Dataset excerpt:

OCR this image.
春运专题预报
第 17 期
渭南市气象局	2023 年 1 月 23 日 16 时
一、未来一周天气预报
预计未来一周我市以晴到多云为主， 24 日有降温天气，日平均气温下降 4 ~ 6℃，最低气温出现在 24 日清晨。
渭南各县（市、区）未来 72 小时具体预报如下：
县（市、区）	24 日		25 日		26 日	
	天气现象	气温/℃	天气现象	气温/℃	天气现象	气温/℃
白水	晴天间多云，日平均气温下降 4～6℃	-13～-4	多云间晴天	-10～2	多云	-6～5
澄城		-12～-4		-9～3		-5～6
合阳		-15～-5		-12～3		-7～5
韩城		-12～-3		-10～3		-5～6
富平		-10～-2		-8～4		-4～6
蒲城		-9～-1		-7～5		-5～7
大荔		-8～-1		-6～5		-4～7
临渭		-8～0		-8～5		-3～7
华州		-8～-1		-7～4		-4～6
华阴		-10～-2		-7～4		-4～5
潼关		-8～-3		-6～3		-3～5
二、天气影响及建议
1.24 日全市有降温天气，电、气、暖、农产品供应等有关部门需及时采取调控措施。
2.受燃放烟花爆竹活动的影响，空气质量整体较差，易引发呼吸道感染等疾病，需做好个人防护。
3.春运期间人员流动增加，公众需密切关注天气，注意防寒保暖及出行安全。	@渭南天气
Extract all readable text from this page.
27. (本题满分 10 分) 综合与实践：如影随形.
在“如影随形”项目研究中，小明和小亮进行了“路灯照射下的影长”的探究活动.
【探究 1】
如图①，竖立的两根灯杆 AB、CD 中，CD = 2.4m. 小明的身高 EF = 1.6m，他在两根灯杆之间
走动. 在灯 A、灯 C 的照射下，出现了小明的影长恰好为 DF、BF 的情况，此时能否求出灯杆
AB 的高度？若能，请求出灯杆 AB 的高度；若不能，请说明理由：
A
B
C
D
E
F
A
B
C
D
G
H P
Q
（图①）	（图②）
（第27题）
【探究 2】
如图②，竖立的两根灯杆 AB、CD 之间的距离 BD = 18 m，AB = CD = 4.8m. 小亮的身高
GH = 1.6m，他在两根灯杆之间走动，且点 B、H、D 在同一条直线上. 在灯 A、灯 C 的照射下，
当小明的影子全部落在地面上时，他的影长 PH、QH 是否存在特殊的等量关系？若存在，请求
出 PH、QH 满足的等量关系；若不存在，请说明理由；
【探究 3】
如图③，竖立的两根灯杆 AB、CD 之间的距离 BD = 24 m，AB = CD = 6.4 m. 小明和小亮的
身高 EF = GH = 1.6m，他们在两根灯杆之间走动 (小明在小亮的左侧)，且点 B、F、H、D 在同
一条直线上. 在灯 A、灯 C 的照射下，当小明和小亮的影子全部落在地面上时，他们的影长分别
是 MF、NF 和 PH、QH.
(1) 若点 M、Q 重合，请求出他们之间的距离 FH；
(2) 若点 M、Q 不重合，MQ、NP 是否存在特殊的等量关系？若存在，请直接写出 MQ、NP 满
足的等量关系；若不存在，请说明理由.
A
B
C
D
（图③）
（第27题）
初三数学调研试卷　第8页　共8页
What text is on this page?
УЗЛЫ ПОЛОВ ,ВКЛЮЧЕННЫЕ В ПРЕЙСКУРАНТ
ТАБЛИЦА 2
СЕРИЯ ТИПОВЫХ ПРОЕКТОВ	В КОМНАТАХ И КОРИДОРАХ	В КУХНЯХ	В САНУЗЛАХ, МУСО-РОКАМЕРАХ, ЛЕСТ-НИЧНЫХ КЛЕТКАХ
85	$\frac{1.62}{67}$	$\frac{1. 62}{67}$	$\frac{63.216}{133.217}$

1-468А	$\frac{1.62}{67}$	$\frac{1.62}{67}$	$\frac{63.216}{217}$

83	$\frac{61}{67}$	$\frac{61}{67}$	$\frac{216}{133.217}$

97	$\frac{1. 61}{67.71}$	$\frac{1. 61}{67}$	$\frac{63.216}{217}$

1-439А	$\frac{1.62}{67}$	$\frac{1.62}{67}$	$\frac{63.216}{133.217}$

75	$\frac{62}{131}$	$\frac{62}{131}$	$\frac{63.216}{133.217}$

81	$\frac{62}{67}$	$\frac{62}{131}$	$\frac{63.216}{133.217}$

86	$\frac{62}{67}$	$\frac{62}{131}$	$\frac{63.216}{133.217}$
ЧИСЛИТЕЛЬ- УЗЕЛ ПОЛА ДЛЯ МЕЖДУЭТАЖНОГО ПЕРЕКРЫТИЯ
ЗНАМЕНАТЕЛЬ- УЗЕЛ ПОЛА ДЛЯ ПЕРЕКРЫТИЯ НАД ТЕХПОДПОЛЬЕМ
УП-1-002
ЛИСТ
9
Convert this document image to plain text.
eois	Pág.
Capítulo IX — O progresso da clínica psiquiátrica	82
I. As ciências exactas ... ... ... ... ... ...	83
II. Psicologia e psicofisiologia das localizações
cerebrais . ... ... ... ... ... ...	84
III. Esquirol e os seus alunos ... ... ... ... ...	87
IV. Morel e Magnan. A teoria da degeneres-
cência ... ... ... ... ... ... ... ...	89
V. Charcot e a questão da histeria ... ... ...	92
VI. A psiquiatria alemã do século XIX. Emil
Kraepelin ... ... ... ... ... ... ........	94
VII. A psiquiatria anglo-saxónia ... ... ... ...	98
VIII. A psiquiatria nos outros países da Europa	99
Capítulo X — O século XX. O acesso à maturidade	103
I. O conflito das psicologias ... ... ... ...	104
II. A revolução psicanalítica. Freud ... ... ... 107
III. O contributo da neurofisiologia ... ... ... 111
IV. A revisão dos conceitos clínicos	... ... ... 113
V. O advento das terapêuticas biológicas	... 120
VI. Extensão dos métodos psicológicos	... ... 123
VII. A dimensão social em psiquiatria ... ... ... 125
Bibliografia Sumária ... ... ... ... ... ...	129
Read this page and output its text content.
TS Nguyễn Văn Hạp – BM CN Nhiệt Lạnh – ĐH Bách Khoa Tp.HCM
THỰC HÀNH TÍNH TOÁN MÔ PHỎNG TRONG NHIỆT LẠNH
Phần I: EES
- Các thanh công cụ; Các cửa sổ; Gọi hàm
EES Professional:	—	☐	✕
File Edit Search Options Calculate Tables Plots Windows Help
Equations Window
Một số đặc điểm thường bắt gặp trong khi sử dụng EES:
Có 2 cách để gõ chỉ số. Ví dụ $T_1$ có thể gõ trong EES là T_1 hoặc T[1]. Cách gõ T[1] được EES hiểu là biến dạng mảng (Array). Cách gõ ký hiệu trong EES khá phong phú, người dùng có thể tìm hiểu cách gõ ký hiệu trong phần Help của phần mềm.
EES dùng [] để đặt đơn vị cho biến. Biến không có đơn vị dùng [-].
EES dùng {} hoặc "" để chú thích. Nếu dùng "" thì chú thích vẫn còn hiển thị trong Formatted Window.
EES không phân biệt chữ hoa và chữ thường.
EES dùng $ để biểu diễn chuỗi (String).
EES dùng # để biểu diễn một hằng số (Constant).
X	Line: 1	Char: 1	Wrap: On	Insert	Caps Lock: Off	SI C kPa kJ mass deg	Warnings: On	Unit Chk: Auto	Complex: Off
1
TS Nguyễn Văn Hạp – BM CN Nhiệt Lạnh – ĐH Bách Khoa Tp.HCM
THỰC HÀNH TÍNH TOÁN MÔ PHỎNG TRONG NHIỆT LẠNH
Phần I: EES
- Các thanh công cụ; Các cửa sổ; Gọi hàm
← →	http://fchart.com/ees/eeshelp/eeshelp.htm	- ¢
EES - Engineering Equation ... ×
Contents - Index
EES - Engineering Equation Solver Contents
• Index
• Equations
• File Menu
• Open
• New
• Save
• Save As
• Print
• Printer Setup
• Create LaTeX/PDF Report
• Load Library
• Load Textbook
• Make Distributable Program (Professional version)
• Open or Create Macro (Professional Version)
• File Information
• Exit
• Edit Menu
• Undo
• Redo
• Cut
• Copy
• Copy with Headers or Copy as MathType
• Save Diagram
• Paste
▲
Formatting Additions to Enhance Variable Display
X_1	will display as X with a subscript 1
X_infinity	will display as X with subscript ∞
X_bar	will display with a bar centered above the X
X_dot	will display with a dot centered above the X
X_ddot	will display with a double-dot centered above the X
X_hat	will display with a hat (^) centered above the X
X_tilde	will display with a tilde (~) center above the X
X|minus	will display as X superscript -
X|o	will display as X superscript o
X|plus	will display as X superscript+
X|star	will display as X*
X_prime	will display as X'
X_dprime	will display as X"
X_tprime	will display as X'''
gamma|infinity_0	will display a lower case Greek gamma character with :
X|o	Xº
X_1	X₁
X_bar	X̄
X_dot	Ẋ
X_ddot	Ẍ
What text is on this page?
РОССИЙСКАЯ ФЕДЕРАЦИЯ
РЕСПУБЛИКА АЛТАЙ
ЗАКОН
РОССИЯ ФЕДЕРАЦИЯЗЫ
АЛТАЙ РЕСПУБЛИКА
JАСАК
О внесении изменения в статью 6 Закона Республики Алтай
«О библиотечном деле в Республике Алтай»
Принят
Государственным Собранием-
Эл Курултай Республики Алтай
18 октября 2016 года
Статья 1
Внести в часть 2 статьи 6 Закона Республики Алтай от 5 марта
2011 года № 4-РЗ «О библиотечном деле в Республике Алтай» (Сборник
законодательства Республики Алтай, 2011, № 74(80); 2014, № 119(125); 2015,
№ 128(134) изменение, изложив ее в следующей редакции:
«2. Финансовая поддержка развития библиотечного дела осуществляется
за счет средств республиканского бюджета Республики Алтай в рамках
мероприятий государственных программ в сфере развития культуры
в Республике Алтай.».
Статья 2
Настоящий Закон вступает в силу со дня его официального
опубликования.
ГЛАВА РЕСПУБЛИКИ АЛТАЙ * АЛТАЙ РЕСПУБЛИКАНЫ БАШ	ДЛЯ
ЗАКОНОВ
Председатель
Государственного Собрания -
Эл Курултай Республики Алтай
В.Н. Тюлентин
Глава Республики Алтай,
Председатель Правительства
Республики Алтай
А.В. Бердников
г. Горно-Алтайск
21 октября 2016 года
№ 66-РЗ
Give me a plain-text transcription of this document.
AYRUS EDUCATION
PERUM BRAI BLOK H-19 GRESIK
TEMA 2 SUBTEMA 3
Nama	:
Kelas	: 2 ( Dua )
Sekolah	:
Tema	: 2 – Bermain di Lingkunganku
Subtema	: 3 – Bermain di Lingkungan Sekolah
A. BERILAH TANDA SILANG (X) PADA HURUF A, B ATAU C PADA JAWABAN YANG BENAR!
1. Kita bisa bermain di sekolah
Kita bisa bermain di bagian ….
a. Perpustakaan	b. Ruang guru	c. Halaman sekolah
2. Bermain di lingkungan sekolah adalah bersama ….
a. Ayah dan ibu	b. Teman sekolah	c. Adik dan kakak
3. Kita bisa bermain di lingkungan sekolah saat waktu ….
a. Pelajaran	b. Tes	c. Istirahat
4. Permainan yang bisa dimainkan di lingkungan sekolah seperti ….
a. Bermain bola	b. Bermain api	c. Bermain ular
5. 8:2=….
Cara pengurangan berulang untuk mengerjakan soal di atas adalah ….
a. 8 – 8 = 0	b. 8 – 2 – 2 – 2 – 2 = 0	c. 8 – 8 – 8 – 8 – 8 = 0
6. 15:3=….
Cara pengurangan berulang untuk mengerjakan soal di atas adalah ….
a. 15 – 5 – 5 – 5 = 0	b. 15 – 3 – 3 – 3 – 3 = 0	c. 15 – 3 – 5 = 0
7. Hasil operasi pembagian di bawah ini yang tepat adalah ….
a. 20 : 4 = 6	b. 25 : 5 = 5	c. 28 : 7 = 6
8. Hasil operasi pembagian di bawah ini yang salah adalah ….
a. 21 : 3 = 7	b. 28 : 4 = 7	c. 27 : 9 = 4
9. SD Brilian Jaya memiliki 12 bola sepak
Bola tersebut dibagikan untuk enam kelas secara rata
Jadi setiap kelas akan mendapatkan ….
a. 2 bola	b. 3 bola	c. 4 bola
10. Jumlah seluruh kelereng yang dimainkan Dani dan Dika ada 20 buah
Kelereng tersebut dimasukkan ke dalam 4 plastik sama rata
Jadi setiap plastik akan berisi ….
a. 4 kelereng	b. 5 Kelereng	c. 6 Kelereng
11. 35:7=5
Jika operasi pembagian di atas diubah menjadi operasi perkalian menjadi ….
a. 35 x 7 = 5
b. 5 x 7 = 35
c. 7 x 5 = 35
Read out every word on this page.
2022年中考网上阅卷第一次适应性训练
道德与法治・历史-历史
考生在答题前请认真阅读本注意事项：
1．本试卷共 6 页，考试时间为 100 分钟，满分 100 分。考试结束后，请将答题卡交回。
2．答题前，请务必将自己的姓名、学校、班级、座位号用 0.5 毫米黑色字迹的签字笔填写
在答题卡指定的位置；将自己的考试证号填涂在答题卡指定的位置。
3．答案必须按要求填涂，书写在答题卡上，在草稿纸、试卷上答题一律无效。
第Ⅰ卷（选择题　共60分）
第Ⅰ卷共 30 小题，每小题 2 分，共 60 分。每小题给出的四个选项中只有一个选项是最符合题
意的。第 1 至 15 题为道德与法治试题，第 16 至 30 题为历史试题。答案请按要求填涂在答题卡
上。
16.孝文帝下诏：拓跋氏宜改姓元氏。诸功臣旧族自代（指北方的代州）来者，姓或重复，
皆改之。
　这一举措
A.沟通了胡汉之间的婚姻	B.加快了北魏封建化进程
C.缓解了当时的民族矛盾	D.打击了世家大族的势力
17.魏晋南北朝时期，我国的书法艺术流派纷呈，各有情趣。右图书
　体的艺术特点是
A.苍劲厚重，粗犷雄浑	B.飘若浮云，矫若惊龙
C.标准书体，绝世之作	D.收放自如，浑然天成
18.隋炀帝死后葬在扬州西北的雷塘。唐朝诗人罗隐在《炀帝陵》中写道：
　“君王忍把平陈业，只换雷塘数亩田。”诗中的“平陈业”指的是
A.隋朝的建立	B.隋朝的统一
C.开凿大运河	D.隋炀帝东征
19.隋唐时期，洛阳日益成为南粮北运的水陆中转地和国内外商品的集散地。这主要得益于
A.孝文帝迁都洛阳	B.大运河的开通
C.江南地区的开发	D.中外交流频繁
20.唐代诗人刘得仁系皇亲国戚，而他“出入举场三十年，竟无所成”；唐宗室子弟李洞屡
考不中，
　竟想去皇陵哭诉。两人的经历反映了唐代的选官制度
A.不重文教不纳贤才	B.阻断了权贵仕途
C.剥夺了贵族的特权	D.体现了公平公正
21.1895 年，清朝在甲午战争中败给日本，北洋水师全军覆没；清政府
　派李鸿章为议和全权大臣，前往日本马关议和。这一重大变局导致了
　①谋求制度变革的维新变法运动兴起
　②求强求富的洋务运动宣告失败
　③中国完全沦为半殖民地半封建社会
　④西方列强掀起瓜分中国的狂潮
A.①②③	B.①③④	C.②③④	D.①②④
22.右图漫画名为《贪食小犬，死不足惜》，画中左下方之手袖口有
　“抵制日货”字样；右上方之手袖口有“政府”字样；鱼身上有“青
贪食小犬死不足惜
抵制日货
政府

TO BE DONE —
Scan the lines for the string "Закона". Copy out each line that matches.

OUTPUT BELOW —
О внесении изменения в статью 6 Закона Республики Алтай
Внести в часть 2 статьи 6 Закона Республики Алтай от 5 марта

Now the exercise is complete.